> **JOB**
From the records below, copy every line that contains the word "getParameter".

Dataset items
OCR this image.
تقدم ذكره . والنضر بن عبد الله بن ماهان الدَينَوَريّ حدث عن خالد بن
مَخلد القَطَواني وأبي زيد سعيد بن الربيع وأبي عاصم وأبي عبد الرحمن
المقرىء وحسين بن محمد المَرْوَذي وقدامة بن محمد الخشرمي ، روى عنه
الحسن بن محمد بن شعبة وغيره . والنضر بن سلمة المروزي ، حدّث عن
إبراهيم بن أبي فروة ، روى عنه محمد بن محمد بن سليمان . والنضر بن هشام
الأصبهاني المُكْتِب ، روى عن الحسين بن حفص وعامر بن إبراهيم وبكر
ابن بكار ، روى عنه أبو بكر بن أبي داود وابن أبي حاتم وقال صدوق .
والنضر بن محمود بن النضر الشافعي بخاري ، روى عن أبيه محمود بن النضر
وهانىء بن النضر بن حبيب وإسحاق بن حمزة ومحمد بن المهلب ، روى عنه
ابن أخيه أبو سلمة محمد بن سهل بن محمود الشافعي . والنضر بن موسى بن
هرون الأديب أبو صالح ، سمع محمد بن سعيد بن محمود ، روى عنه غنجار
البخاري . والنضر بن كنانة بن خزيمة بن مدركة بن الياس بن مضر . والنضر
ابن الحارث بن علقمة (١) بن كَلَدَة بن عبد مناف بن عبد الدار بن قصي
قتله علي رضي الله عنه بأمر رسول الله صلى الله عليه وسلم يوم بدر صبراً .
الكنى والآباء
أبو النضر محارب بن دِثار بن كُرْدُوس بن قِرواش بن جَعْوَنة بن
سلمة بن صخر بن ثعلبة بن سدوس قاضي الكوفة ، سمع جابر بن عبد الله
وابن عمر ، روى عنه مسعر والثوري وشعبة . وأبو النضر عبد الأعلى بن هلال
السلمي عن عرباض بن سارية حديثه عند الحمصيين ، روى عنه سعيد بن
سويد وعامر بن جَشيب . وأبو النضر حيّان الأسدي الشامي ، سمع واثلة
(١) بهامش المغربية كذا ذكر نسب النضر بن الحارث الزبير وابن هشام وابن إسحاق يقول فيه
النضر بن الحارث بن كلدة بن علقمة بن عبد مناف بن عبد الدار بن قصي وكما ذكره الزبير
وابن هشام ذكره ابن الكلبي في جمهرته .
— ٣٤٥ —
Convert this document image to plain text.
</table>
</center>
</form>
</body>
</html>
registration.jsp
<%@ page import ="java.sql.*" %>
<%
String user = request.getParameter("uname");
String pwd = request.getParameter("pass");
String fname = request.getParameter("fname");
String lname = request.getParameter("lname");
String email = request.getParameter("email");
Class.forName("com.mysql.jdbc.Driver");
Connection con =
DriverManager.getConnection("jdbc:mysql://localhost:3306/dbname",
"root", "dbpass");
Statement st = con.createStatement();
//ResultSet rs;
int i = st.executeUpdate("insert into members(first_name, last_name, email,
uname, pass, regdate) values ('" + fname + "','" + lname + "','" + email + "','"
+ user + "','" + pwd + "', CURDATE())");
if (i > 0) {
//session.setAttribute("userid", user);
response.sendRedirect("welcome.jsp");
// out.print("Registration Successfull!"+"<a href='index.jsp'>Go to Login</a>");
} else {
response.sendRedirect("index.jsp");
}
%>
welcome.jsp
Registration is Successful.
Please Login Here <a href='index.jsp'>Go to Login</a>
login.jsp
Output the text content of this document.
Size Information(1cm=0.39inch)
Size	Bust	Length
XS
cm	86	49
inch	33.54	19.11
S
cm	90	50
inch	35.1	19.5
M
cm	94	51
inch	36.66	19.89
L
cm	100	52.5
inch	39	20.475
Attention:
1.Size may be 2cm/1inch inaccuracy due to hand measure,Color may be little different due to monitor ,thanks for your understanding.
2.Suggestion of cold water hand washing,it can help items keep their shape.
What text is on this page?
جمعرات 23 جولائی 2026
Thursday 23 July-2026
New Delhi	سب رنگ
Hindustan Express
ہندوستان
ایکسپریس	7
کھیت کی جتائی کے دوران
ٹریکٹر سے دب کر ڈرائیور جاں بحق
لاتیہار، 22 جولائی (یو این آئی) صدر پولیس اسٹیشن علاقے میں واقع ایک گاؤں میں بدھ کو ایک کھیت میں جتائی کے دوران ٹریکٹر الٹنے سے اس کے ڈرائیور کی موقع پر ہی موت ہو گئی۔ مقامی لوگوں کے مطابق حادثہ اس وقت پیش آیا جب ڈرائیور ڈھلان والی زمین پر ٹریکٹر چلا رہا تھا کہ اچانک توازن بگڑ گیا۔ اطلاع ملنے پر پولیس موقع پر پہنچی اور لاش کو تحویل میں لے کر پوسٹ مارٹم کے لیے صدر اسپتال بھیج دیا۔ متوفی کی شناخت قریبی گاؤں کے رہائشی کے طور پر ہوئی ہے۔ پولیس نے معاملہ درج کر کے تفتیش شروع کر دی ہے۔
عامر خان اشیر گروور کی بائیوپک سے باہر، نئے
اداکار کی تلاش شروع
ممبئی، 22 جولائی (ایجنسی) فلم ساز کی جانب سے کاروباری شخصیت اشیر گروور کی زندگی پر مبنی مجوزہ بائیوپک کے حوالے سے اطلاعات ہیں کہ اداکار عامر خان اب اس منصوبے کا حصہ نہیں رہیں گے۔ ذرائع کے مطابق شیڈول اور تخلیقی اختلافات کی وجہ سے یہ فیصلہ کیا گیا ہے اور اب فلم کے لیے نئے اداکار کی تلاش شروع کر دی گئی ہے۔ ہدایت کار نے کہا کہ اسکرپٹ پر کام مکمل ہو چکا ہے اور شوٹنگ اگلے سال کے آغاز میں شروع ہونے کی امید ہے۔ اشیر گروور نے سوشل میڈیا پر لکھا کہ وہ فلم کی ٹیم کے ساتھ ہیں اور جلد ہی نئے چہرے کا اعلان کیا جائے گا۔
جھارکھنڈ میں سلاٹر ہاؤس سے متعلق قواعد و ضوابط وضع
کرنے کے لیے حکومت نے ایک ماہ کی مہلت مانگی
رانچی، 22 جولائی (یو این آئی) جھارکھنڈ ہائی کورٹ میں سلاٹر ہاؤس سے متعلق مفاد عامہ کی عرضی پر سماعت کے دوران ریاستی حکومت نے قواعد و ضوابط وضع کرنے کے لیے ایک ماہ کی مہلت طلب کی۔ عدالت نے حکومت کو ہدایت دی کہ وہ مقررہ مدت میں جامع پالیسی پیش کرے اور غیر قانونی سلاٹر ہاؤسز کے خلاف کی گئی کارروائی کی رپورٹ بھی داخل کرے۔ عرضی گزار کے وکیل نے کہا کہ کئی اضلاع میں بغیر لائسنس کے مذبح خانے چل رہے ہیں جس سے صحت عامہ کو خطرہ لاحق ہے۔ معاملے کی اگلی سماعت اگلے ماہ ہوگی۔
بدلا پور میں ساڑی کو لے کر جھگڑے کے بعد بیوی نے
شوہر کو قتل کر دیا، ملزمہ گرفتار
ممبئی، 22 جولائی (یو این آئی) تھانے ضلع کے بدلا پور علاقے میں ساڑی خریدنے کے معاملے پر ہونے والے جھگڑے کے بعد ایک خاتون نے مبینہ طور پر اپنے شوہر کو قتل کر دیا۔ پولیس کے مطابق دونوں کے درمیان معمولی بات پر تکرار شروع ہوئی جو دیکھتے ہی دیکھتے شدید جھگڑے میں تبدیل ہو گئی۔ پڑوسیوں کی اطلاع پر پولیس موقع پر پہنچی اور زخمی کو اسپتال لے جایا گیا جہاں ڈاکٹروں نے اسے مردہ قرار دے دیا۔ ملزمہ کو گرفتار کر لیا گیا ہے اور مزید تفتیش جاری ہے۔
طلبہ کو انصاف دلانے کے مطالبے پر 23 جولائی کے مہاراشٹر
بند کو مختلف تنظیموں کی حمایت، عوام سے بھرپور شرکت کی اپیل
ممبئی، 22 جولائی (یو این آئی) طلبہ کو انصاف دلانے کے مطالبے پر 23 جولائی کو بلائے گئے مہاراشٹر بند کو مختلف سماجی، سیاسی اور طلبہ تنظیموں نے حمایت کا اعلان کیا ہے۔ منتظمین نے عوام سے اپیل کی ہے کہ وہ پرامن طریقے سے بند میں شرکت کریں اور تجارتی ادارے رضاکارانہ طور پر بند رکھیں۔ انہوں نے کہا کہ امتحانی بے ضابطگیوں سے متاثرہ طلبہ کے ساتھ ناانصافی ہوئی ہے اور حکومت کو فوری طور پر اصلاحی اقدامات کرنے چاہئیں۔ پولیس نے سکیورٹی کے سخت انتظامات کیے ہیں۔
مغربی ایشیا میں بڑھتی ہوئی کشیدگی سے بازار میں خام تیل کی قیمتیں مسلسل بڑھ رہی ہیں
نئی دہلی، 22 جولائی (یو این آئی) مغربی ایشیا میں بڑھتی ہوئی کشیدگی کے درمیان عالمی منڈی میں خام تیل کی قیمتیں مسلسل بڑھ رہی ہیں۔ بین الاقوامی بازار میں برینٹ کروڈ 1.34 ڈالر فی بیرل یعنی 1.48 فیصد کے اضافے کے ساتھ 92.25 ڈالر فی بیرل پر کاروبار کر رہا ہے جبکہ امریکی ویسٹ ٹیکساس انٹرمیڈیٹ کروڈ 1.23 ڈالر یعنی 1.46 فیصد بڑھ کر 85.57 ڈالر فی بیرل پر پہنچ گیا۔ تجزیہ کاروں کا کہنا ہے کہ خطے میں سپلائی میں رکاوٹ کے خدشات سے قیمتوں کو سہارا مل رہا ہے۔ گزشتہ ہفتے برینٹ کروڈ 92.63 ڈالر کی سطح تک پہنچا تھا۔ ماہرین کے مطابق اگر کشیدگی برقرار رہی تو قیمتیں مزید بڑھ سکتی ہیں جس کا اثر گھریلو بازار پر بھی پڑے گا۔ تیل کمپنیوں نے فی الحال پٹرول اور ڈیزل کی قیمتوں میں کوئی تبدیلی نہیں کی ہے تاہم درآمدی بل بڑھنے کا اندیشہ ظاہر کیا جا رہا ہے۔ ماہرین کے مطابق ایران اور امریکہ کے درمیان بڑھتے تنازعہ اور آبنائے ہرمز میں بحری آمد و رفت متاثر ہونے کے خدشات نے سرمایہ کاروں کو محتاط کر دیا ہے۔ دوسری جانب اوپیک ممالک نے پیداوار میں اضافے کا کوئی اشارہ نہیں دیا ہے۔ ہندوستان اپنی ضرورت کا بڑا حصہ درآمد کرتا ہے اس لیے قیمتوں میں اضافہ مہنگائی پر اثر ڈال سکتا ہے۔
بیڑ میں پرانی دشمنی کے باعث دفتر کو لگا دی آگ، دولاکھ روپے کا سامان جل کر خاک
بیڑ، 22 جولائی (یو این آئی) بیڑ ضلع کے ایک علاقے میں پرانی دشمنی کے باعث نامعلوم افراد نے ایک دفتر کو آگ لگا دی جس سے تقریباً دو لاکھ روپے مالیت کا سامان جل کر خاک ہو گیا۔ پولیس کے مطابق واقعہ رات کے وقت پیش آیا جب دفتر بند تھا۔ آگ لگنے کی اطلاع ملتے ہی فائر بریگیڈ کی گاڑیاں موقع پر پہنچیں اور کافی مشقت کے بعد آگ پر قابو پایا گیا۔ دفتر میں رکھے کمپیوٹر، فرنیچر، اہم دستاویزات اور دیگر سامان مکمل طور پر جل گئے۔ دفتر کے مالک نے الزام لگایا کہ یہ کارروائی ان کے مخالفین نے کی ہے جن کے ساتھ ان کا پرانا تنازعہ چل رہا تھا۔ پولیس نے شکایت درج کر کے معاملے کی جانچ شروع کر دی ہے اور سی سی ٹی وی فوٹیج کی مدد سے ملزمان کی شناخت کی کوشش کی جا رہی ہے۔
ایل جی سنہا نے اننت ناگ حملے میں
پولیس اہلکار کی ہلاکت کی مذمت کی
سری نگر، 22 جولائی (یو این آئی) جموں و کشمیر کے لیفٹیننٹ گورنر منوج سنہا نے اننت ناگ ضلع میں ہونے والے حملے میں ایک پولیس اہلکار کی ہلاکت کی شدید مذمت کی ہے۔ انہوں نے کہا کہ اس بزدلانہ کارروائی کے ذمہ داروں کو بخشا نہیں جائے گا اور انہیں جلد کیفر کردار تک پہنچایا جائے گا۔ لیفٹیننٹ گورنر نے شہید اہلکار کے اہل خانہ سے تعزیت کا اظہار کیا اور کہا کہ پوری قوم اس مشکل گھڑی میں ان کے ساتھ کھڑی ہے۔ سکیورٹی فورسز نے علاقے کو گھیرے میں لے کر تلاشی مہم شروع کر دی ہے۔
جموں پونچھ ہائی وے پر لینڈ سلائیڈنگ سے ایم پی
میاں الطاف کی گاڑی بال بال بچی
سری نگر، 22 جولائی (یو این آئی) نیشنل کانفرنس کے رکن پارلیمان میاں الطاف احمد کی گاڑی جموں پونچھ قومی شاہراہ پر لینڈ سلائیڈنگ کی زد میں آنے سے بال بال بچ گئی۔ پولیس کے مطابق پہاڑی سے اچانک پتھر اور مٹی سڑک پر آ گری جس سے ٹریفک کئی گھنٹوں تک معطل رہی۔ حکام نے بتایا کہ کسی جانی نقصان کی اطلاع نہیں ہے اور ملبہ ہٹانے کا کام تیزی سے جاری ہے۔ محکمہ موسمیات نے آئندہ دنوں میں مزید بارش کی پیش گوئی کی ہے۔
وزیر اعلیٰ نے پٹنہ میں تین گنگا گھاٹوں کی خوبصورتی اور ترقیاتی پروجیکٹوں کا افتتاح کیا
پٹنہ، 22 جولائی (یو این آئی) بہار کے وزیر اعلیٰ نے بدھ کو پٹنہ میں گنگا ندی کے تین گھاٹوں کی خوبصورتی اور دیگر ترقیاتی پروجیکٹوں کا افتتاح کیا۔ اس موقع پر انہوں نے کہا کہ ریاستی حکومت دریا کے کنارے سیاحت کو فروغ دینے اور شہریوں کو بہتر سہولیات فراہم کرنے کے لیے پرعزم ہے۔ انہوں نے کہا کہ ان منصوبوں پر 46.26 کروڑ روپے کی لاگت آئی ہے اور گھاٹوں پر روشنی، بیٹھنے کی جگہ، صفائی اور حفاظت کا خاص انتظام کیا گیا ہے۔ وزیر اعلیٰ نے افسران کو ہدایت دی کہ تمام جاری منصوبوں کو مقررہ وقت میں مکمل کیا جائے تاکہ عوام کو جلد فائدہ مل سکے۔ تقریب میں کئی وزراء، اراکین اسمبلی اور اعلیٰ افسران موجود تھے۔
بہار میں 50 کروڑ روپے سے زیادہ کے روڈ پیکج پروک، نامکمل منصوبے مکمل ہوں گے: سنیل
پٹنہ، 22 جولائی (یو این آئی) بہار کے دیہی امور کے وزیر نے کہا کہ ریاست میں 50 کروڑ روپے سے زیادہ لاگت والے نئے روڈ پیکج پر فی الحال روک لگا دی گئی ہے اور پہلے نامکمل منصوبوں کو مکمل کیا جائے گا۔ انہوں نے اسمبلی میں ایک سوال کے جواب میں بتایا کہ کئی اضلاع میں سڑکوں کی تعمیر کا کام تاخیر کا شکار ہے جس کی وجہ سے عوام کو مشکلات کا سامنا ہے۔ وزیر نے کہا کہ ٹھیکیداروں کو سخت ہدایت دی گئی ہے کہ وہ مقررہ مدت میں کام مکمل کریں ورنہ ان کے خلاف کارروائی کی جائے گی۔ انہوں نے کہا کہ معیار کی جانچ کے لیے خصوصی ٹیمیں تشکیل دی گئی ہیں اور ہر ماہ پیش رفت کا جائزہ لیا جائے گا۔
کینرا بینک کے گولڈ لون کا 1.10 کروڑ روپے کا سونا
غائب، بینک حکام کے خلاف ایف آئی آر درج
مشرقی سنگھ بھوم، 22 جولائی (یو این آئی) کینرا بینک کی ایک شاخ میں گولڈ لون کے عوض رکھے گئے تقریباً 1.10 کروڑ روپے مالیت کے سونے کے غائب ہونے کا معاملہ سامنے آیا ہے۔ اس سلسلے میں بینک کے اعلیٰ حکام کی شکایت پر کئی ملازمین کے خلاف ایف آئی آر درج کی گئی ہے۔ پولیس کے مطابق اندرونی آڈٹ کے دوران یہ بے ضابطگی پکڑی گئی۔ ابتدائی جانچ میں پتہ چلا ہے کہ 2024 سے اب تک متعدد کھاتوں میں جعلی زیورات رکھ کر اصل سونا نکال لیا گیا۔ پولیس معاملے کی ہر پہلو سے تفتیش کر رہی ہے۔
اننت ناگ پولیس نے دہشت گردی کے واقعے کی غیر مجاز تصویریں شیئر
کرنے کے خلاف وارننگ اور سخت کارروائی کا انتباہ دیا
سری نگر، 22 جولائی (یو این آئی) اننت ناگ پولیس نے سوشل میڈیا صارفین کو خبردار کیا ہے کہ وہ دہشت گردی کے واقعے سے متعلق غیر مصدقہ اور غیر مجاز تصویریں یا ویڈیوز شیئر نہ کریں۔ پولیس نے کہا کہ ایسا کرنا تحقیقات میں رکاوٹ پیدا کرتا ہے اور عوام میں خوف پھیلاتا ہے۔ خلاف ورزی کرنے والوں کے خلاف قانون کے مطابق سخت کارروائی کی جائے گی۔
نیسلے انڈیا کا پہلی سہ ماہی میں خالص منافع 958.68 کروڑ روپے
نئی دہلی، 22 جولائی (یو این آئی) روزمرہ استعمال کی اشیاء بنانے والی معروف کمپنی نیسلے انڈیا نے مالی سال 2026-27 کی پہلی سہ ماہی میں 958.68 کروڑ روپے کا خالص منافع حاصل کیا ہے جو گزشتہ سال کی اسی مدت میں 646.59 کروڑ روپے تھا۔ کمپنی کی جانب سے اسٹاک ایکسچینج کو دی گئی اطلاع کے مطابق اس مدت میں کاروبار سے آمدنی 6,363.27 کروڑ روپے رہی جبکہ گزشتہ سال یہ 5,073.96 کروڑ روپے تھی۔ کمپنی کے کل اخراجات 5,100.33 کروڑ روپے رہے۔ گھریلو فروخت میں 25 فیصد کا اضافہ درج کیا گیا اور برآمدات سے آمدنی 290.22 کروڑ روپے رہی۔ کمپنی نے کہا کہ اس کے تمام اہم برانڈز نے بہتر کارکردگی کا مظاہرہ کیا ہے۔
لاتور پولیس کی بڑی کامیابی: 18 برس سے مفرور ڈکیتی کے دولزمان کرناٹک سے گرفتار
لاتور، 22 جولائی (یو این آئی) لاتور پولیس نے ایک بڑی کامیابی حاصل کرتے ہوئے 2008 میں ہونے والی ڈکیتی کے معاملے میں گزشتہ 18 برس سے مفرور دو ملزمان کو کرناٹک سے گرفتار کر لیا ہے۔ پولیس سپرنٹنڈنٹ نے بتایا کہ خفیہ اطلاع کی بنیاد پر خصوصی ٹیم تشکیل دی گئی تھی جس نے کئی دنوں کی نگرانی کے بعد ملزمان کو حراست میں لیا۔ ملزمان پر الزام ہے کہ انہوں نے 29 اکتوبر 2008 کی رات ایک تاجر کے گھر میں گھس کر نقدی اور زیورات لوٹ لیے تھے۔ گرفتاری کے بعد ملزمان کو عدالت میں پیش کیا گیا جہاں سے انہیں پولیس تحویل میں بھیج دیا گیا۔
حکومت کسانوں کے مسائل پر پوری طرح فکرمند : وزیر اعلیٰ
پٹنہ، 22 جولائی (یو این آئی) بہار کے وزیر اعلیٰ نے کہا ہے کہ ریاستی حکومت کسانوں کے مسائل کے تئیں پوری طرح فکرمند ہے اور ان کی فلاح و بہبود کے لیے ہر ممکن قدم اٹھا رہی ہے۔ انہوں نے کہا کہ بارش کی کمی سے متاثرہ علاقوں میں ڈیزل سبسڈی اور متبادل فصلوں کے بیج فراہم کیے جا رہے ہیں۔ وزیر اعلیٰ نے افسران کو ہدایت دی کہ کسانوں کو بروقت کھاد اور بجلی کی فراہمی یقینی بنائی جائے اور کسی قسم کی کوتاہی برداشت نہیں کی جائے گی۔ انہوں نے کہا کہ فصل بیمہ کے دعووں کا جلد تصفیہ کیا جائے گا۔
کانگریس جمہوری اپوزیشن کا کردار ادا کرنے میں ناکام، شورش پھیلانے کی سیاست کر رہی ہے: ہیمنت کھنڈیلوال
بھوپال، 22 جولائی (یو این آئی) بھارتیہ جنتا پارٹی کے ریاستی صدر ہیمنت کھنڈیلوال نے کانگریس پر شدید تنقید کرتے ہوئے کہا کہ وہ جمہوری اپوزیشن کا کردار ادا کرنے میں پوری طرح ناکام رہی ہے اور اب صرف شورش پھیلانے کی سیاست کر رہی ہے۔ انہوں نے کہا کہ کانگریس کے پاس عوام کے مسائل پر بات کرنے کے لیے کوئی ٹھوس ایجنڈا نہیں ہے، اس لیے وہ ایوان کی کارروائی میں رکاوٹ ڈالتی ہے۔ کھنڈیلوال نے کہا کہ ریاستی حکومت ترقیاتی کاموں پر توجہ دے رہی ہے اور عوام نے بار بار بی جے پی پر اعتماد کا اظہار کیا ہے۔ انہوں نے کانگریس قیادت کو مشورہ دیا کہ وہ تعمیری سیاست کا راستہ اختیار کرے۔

> **RESPONSE**
String user = request.getParameter("uname");
String pwd = request.getParameter("pass");
String fname = request.getParameter("fname");
String lname = request.getParameter("lname");
String email = request.getParameter("email");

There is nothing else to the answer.